═══ Data entries

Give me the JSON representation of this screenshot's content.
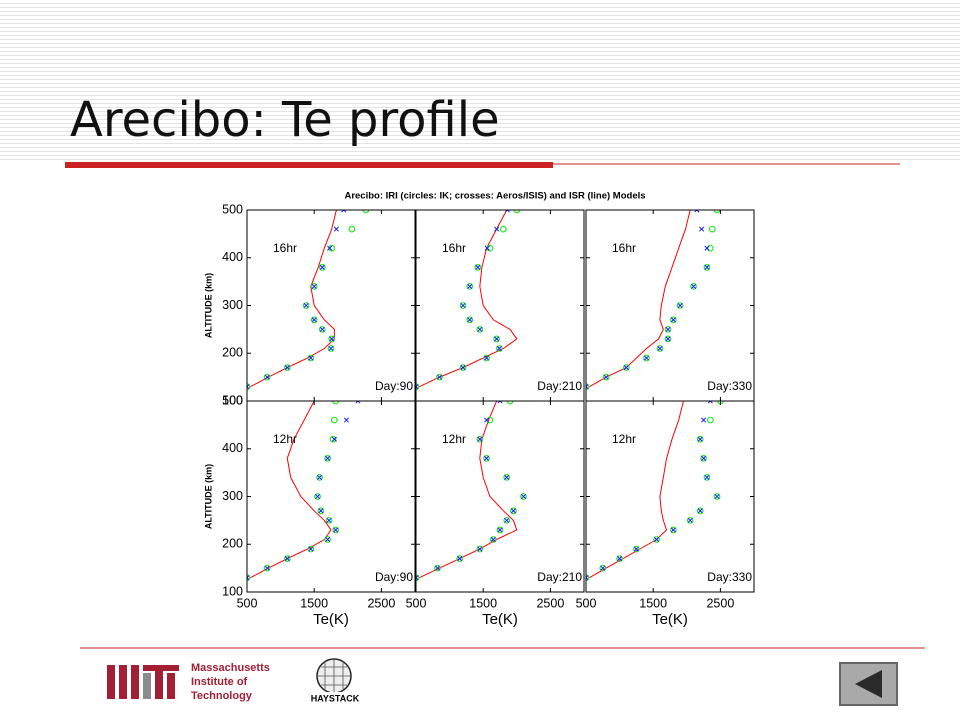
{
  "slide": {
    "title": "Arecibo: Te profile"
  },
  "figure": {
    "title": "Arecibo: IRI (circles: IK; crosses: Aeros/ISIS) and ISR (line) Models"
  },
  "footer": {
    "logo_lines": [
      "Massachusetts",
      "Institute of",
      "Technology"
    ],
    "haystack": "HAYSTACK"
  },
  "chart_data": [
    {
      "type": "line",
      "hour": "16hr",
      "day": "Day:90",
      "ylabel": "ALTITUDE (km)",
      "ytick_labels": true,
      "xtick_labels": false,
      "xlim": [
        500,
        3000
      ],
      "xticks": [
        500,
        1500,
        2500
      ],
      "ylim": [
        100,
        500
      ],
      "yticks": [
        100,
        200,
        300,
        400,
        500
      ],
      "altitude": [
        130,
        150,
        170,
        190,
        210,
        230,
        250,
        270,
        300,
        340,
        380,
        420,
        460,
        500
      ],
      "series": [
        {
          "color": "#ff0000",
          "values": [
            550,
            820,
            1100,
            1400,
            1650,
            1800,
            1800,
            1650,
            1500,
            1450,
            1560,
            1650,
            1760,
            1830
          ]
        },
        {
          "color": "#22ee22",
          "marker": "circle",
          "values": [
            500,
            800,
            1100,
            1450,
            1750,
            1760,
            1620,
            1500,
            1380,
            1500,
            1620,
            1760,
            2060,
            2270
          ]
        },
        {
          "color": "#1a1aff",
          "marker": "cross",
          "values": [
            500,
            800,
            1100,
            1450,
            1750,
            1760,
            1620,
            1500,
            1380,
            1500,
            1620,
            1730,
            1830,
            1940
          ]
        }
      ]
    },
    {
      "type": "line",
      "hour": "16hr",
      "day": "Day:210",
      "ytick_labels": false,
      "xtick_labels": false,
      "xlim": [
        500,
        3000
      ],
      "xticks": [
        500,
        1500,
        2500
      ],
      "ylim": [
        100,
        500
      ],
      "yticks": [
        100,
        200,
        300,
        400,
        500
      ],
      "altitude": [
        130,
        150,
        170,
        190,
        210,
        230,
        250,
        270,
        300,
        340,
        380,
        420,
        460,
        500
      ],
      "series": [
        {
          "color": "#ff0000",
          "values": [
            550,
            850,
            1200,
            1500,
            1800,
            2000,
            1900,
            1650,
            1500,
            1450,
            1480,
            1550,
            1700,
            1850
          ]
        },
        {
          "color": "#22ee22",
          "marker": "circle",
          "values": [
            500,
            850,
            1200,
            1550,
            1740,
            1700,
            1450,
            1300,
            1200,
            1300,
            1420,
            1600,
            1800,
            2000
          ]
        },
        {
          "color": "#1a1aff",
          "marker": "cross",
          "values": [
            500,
            850,
            1200,
            1550,
            1740,
            1700,
            1450,
            1300,
            1200,
            1300,
            1420,
            1560,
            1700,
            1860
          ]
        }
      ]
    },
    {
      "type": "line",
      "hour": "16hr",
      "day": "Day:330",
      "ytick_labels": false,
      "xtick_labels": false,
      "xlim": [
        500,
        3000
      ],
      "xticks": [
        500,
        1500,
        2500
      ],
      "ylim": [
        100,
        500
      ],
      "yticks": [
        100,
        200,
        300,
        400,
        500
      ],
      "altitude": [
        130,
        150,
        170,
        190,
        210,
        230,
        250,
        270,
        300,
        340,
        380,
        420,
        460,
        500
      ],
      "series": [
        {
          "color": "#ff0000",
          "values": [
            550,
            800,
            1100,
            1250,
            1400,
            1580,
            1650,
            1600,
            1620,
            1680,
            1780,
            1880,
            1980,
            2050
          ]
        },
        {
          "color": "#22ee22",
          "marker": "circle",
          "values": [
            500,
            800,
            1100,
            1400,
            1600,
            1720,
            1720,
            1800,
            1900,
            2100,
            2300,
            2350,
            2380,
            2450
          ]
        },
        {
          "color": "#1a1aff",
          "marker": "cross",
          "values": [
            500,
            800,
            1100,
            1400,
            1600,
            1720,
            1720,
            1800,
            1900,
            2100,
            2300,
            2300,
            2220,
            2150
          ]
        }
      ]
    },
    {
      "type": "line",
      "hour": "12hr",
      "day": "Day:90",
      "ylabel": "ALTITUDE (km)",
      "xlabel": "Te(K)",
      "ytick_labels": true,
      "xtick_labels": true,
      "xlim": [
        500,
        3000
      ],
      "xticks": [
        500,
        1500,
        2500
      ],
      "ylim": [
        100,
        500
      ],
      "yticks": [
        100,
        200,
        300,
        400,
        500
      ],
      "altitude": [
        130,
        150,
        170,
        190,
        210,
        230,
        250,
        270,
        300,
        340,
        380,
        420,
        460,
        500
      ],
      "series": [
        {
          "color": "#ff0000",
          "values": [
            550,
            820,
            1100,
            1400,
            1650,
            1750,
            1650,
            1500,
            1300,
            1150,
            1100,
            1200,
            1350,
            1500
          ]
        },
        {
          "color": "#22ee22",
          "marker": "circle",
          "values": [
            500,
            800,
            1100,
            1450,
            1700,
            1820,
            1720,
            1600,
            1550,
            1580,
            1700,
            1780,
            1800,
            1820
          ]
        },
        {
          "color": "#1a1aff",
          "marker": "cross",
          "values": [
            500,
            800,
            1100,
            1450,
            1700,
            1820,
            1720,
            1600,
            1550,
            1580,
            1700,
            1800,
            1980,
            2150
          ]
        }
      ]
    },
    {
      "type": "line",
      "hour": "12hr",
      "day": "Day:210",
      "xlabel": "Te(K)",
      "ytick_labels": false,
      "xtick_labels": true,
      "xlim": [
        500,
        3000
      ],
      "xticks": [
        500,
        1500,
        2500
      ],
      "ylim": [
        100,
        500
      ],
      "yticks": [
        100,
        200,
        300,
        400,
        500
      ],
      "altitude": [
        130,
        150,
        170,
        190,
        210,
        230,
        250,
        270,
        300,
        340,
        380,
        420,
        460,
        500
      ],
      "series": [
        {
          "color": "#ff0000",
          "values": [
            550,
            850,
            1150,
            1450,
            1700,
            2000,
            1950,
            1800,
            1600,
            1500,
            1450,
            1480,
            1580,
            1700
          ]
        },
        {
          "color": "#22ee22",
          "marker": "circle",
          "values": [
            500,
            820,
            1150,
            1450,
            1650,
            1750,
            1850,
            1950,
            2100,
            1850,
            1550,
            1450,
            1600,
            1900
          ]
        },
        {
          "color": "#1a1aff",
          "marker": "cross",
          "values": [
            500,
            820,
            1150,
            1450,
            1650,
            1750,
            1850,
            1950,
            2100,
            1850,
            1550,
            1450,
            1550,
            1750
          ]
        }
      ]
    },
    {
      "type": "line",
      "hour": "12hr",
      "day": "Day:330",
      "xlabel": "Te(K)",
      "ytick_labels": false,
      "xtick_labels": true,
      "xlim": [
        500,
        3000
      ],
      "xticks": [
        500,
        1500,
        2500
      ],
      "ylim": [
        100,
        500
      ],
      "yticks": [
        100,
        200,
        300,
        400,
        500
      ],
      "altitude": [
        130,
        150,
        170,
        190,
        210,
        230,
        250,
        270,
        300,
        340,
        380,
        420,
        460,
        500
      ],
      "series": [
        {
          "color": "#ff0000",
          "values": [
            550,
            800,
            1050,
            1300,
            1550,
            1700,
            1650,
            1620,
            1600,
            1650,
            1700,
            1780,
            1880,
            1950
          ]
        },
        {
          "color": "#22ee22",
          "marker": "circle",
          "values": [
            500,
            750,
            1000,
            1250,
            1550,
            1800,
            2050,
            2200,
            2450,
            2300,
            2250,
            2200,
            2350,
            2500
          ]
        },
        {
          "color": "#1a1aff",
          "marker": "cross",
          "values": [
            500,
            750,
            1000,
            1250,
            1550,
            1800,
            2050,
            2200,
            2450,
            2300,
            2250,
            2200,
            2250,
            2350
          ]
        }
      ]
    }
  ]
}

══════

• **Problem statement**:
Print the complete listing exactly, apart from any pictures.

• **Result below**:
Give me the JSON representation of this screenshot's content.
{
  "slide": {
    "title": "Arecibo: Te profile"
  },
  "figure": {
    "title": "Arecibo: IRI (circles: IK; crosses: Aeros/ISIS) and ISR (line) Models"
  },
  "footer": {
    "logo_lines": [
      "Massachusetts",
      "Institute of",
      "Technology"
    ],
    "haystack": "HAYSTACK"
  },
  "chart_data": [
    {
      "type": "line",
      "hour": "16hr",
      "day": "Day:90",
      "ylabel": "ALTITUDE (km)",
      "ytick_labels": true,
      "xtick_labels": false,
      "xlim": [
        500,
        3000
      ],
      "xticks": [
        500,
        1500,
        2500
      ],
      "ylim": [
        100,
        500
      ],
      "yticks": [
        100,
        200,
        300,
        400,
        500
      ],
      "altitude": [
        130,
        150,
        170,
        190,
        210,
        230,
        250,
        270,
        300,
        340,
        380,
        420,
        460,
        500
      ],
      "series": [
        {
          "color": "#ff0000",
          "values": [
            550,
            820,
            1100,
            1400,
            1650,
            1800,
            1800,
            1650,
            1500,
            1450,
            1560,
            1650,
            1760,
            1830
          ]
        },
        {
          "color": "#22ee22",
          "marker": "circle",
          "values": [
            500,
            800,
            1100,
            1450,
            1750,
            1760,
            1620,
            1500,
            1380,
            1500,
            1620,
            1760,
            2060,
            2270
          ]
        },
        {
          "color": "#1a1aff",
          "marker": "cross",
          "values": [
            500,
            800,
            1100,
            1450,
            1750,
            1760,
            1620,
            1500,
            1380,
            1500,
            1620,
            1730,
            1830,
            1940
          ]
        }
      ]
    },
    {
      "type": "line",
      "hour": "16hr",
      "day": "Day:210",
      "ytick_labels": false,
      "xtick_labels": false,
      "xlim": [
        500,
        3000
      ],
      "xticks": [
        500,
        1500,
        2500
      ],
      "ylim": [
        100,
        500
      ],
      "yticks": [
        100,
        200,
        300,
        400,
        500
      ],
      "altitude": [
        130,
        150,
        170,
        190,
        210,
        230,
        250,
        270,
        300,
        340,
        380,
        420,
        460,
        500
      ],
      "series": [
        {
          "color": "#ff0000",
          "values": [
            550,
            850,
            1200,
            1500,
            1800,
            2000,
            1900,
            1650,
            1500,
            1450,
            1480,
            1550,
            1700,
            1850
          ]
        },
        {
          "color": "#22ee22",
          "marker": "circle",
          "values": [
            500,
            850,
            1200,
            1550,
            1740,
            1700,
            1450,
            1300,
            1200,
            1300,
            1420,
            1600,
            1800,
            2000
          ]
        },
        {
          "color": "#1a1aff",
          "marker": "cross",
          "values": [
            500,
            850,
            1200,
            1550,
            1740,
            1700,
            1450,
            1300,
            1200,
            1300,
            1420,
            1560,
            1700,
            1860
          ]
        }
      ]
    },
    {
      "type": "line",
      "hour": "16hr",
      "day": "Day:330",
      "ytick_labels": false,
      "xtick_labels": false,
      "xlim": [
        500,
        3000
      ],
      "xticks": [
        500,
        1500,
        2500
      ],
      "ylim": [
        100,
        500
      ],
      "yticks": [
        100,
        200,
        300,
        400,
        500
      ],
      "altitude": [
        130,
        150,
        170,
        190,
        210,
        230,
        250,
        270,
        300,
        340,
        380,
        420,
        460,
        500
      ],
      "series": [
        {
          "color": "#ff0000",
          "values": [
            550,
            800,
            1100,
            1250,
            1400,
            1580,
            1650,
            1600,
            1620,
            1680,
            1780,
            1880,
            1980,
            2050
          ]
        },
        {
          "color": "#22ee22",
          "marker": "circle",
          "values": [
            500,
            800,
            1100,
            1400,
            1600,
            1720,
            1720,
            1800,
            1900,
            2100,
            2300,
            2350,
            2380,
            2450
          ]
        },
        {
          "color": "#1a1aff",
          "marker": "cross",
          "values": [
            500,
            800,
            1100,
            1400,
            1600,
            1720,
            1720,
            1800,
            1900,
            2100,
            2300,
            2300,
            2220,
            2150
          ]
        }
      ]
    },
    {
      "type": "line",
      "hour": "12hr",
      "day": "Day:90",
      "ylabel": "ALTITUDE (km)",
      "xlabel": "Te(K)",
      "ytick_labels": true,
      "xtick_labels": true,
      "xlim": [
        500,
        3000
      ],
      "xticks": [
        500,
        1500,
        2500
      ],
      "ylim": [
        100,
        500
      ],
      "yticks": [
        100,
        200,
        300,
        400,
        500
      ],
      "altitude": [
        130,
        150,
        170,
        190,
        210,
        230,
        250,
        270,
        300,
        340,
        380,
        420,
        460,
        500
      ],
      "series": [
        {
          "color": "#ff0000",
          "values": [
            550,
            820,
            1100,
            1400,
            1650,
            1750,
            1650,
            1500,
            1300,
            1150,
            1100,
            1200,
            1350,
            1500
          ]
        },
        {
          "color": "#22ee22",
          "marker": "circle",
          "values": [
            500,
            800,
            1100,
            1450,
            1700,
            1820,
            1720,
            1600,
            1550,
            1580,
            1700,
            1780,
            1800,
            1820
          ]
        },
        {
          "color": "#1a1aff",
          "marker": "cross",
          "values": [
            500,
            800,
            1100,
            1450,
            1700,
            1820,
            1720,
            1600,
            1550,
            1580,
            1700,
            1800,
            1980,
            2150
          ]
        }
      ]
    },
    {
      "type": "line",
      "hour": "12hr",
      "day": "Day:210",
      "xlabel": "Te(K)",
      "ytick_labels": false,
      "xtick_labels": true,
      "xlim": [
        500,
        3000
      ],
      "xticks": [
        500,
        1500,
        2500
      ],
      "ylim": [
        100,
        500
      ],
      "yticks": [
        100,
        200,
        300,
        400,
        500
      ],
      "altitude": [
        130,
        150,
        170,
        190,
        210,
        230,
        250,
        270,
        300,
        340,
        380,
        420,
        460,
        500
      ],
      "series": [
        {
          "color": "#ff0000",
          "values": [
            550,
            850,
            1150,
            1450,
            1700,
            2000,
            1950,
            1800,
            1600,
            1500,
            1450,
            1480,
            1580,
            1700
          ]
        },
        {
          "color": "#22ee22",
          "marker": "circle",
          "values": [
            500,
            820,
            1150,
            1450,
            1650,
            1750,
            1850,
            1950,
            2100,
            1850,
            1550,
            1450,
            1600,
            1900
          ]
        },
        {
          "color": "#1a1aff",
          "marker": "cross",
          "values": [
            500,
            820,
            1150,
            1450,
            1650,
            1750,
            1850,
            1950,
            2100,
            1850,
            1550,
            1450,
            1550,
            1750
          ]
        }
      ]
    },
    {
      "type": "line",
      "hour": "12hr",
      "day": "Day:330",
      "xlabel": "Te(K)",
      "ytick_labels": false,
      "xtick_labels": true,
      "xlim": [
        500,
        3000
      ],
      "xticks": [
        500,
        1500,
        2500
      ],
      "ylim": [
        100,
        500
      ],
      "yticks": [
        100,
        200,
        300,
        400,
        500
      ],
      "altitude": [
        130,
        150,
        170,
        190,
        210,
        230,
        250,
        270,
        300,
        340,
        380,
        420,
        460,
        500
      ],
      "series": [
        {
          "color": "#ff0000",
          "values": [
            550,
            800,
            1050,
            1300,
            1550,
            1700,
            1650,
            1620,
            1600,
            1650,
            1700,
            1780,
            1880,
            1950
          ]
        },
        {
          "color": "#22ee22",
          "marker": "circle",
          "values": [
            500,
            750,
            1000,
            1250,
            1550,
            1800,
            2050,
            2200,
            2450,
            2300,
            2250,
            2200,
            2350,
            2500
          ]
        },
        {
          "color": "#1a1aff",
          "marker": "cross",
          "values": [
            500,
            750,
            1000,
            1250,
            1550,
            1800,
            2050,
            2200,
            2450,
            2300,
            2250,
            2200,
            2250,
            2350
          ]
        }
      ]
    }
  ]
}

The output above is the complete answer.